Request: Restate, word for word, every line of the data.

** BEGIN Dataset extract **

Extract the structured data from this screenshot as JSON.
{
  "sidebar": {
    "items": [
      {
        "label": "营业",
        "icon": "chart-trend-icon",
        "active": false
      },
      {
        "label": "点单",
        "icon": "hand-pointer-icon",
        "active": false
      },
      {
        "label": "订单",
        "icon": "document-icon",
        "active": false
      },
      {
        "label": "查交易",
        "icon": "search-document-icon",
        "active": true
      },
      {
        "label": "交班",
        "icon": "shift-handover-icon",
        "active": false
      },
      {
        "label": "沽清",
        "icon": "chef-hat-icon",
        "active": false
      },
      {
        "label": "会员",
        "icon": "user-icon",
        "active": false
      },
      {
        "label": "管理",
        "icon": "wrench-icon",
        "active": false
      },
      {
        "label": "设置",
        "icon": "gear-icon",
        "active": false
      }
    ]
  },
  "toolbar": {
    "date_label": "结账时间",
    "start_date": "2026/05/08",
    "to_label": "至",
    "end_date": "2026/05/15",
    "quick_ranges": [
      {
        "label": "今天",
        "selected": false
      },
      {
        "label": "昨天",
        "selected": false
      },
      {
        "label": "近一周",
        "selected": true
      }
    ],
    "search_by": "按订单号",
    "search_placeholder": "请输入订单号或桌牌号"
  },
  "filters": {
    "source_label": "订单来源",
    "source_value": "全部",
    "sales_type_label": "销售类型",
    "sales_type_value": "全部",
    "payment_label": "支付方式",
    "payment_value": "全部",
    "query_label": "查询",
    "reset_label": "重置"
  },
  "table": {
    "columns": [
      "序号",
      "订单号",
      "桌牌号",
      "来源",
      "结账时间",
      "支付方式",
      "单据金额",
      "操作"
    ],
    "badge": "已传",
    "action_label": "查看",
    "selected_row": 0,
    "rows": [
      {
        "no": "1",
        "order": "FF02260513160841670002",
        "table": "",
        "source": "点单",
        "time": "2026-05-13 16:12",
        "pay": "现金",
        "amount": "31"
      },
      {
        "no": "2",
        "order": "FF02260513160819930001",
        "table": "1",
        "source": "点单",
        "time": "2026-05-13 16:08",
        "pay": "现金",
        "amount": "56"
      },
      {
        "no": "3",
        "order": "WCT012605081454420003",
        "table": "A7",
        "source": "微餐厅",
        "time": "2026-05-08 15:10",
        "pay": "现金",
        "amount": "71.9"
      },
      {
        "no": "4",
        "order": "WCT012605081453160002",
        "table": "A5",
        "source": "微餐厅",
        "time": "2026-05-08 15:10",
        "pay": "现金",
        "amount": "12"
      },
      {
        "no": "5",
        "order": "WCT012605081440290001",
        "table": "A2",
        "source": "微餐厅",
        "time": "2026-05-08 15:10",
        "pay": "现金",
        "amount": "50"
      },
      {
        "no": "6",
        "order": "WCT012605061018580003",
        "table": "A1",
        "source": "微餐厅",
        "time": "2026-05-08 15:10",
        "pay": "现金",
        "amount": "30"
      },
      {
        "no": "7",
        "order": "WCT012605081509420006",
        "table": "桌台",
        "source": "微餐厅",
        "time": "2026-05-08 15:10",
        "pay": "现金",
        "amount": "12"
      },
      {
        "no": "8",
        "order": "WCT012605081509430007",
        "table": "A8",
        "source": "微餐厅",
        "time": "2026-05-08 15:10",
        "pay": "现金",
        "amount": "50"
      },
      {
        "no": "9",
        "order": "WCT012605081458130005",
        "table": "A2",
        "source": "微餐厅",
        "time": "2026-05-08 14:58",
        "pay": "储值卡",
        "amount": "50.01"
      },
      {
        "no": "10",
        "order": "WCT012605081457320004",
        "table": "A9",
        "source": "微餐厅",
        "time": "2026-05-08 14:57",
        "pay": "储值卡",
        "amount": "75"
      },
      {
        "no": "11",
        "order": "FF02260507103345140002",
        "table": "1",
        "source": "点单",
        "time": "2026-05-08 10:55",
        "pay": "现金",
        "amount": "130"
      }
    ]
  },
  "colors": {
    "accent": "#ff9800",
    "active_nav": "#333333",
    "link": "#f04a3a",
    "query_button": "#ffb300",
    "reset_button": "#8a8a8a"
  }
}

** END Dataset extract **

Task solution:
Extract the structured data from this screenshot as JSON.
{
  "sidebar": {
    "items": [
      {
        "label": "营业",
        "icon": "chart-trend-icon",
        "active": false
      },
      {
        "label": "点单",
        "icon": "hand-pointer-icon",
        "active": false
      },
      {
        "label": "订单",
        "icon": "document-icon",
        "active": false
      },
      {
        "label": "查交易",
        "icon": "search-document-icon",
        "active": true
      },
      {
        "label": "交班",
        "icon": "shift-handover-icon",
        "active": false
      },
      {
        "label": "沽清",
        "icon": "chef-hat-icon",
        "active": false
      },
      {
        "label": "会员",
        "icon": "user-icon",
        "active": false
      },
      {
        "label": "管理",
        "icon": "wrench-icon",
        "active": false
      },
      {
        "label": "设置",
        "icon": "gear-icon",
        "active": false
      }
    ]
  },
  "toolbar": {
    "date_label": "结账时间",
    "start_date": "2026/05/08",
    "to_label": "至",
    "end_date": "2026/05/15",
    "quick_ranges": [
      {
        "label": "今天",
        "selected": false
      },
      {
        "label": "昨天",
        "selected": false
      },
      {
        "label": "近一周",
        "selected": true
      }
    ],
    "search_by": "按订单号",
    "search_placeholder": "请输入订单号或桌牌号"
  },
  "filters": {
    "source_label": "订单来源",
    "source_value": "全部",
    "sales_type_label": "销售类型",
    "sales_type_value": "全部",
    "payment_label": "支付方式",
    "payment_value": "全部",
    "query_label": "查询",
    "reset_label": "重置"
  },
  "table": {
    "columns": [
      "序号",
      "订单号",
      "桌牌号",
      "来源",
      "结账时间",
      "支付方式",
      "单据金额",
      "操作"
    ],
    "badge": "已传",
    "action_label": "查看",
    "selected_row": 0,
    "rows": [
      {
        "no": "1",
        "order": "FF02260513160841670002",
        "table": "",
        "source": "点单",
        "time": "2026-05-13 16:12",
        "pay": "现金",
        "amount": "31"
      },
      {
        "no": "2",
        "order": "FF02260513160819930001",
        "table": "1",
        "source": "点单",
        "time": "2026-05-13 16:08",
        "pay": "现金",
        "amount": "56"
      },
      {
        "no": "3",
        "order": "WCT012605081454420003",
        "table": "A7",
        "source": "微餐厅",
        "time": "2026-05-08 15:10",
        "pay": "现金",
        "amount": "71.9"
      },
      {
        "no": "4",
        "order": "WCT012605081453160002",
        "table": "A5",
        "source": "微餐厅",
        "time": "2026-05-08 15:10",
        "pay": "现金",
        "amount": "12"
      },
      {
        "no": "5",
        "order": "WCT012605081440290001",
        "table": "A2",
        "source": "微餐厅",
        "time": "2026-05-08 15:10",
        "pay": "现金",
        "amount": "50"
      },
      {
        "no": "6",
        "order": "WCT012605061018580003",
        "table": "A1",
        "source": "微餐厅",
        "time": "2026-05-08 15:10",
        "pay": "现金",
        "amount": "30"
      },
      {
        "no": "7",
        "order": "WCT012605081509420006",
        "table": "桌台",
        "source": "微餐厅",
        "time": "2026-05-08 15:10",
        "pay": "现金",
        "amount": "12"
      },
      {
        "no": "8",
        "order": "WCT012605081509430007",
        "table": "A8",
        "source": "微餐厅",
        "time": "2026-05-08 15:10",
        "pay": "现金",
        "amount": "50"
      },
      {
        "no": "9",
        "order": "WCT012605081458130005",
        "table": "A2",
        "source": "微餐厅",
        "time": "2026-05-08 14:58",
        "pay": "储值卡",
        "amount": "50.01"
      },
      {
        "no": "10",
        "order": "WCT012605081457320004",
        "table": "A9",
        "source": "微餐厅",
        "time": "2026-05-08 14:57",
        "pay": "储值卡",
        "amount": "75"
      },
      {
        "no": "11",
        "order": "FF02260507103345140002",
        "table": "1",
        "source": "点单",
        "time": "2026-05-08 10:55",
        "pay": "现金",
        "amount": "130"
      }
    ]
  },
  "colors": {
    "accent": "#ff9800",
    "active_nav": "#333333",
    "link": "#f04a3a",
    "query_button": "#ffb300",
    "reset_button": "#8a8a8a"
  }
}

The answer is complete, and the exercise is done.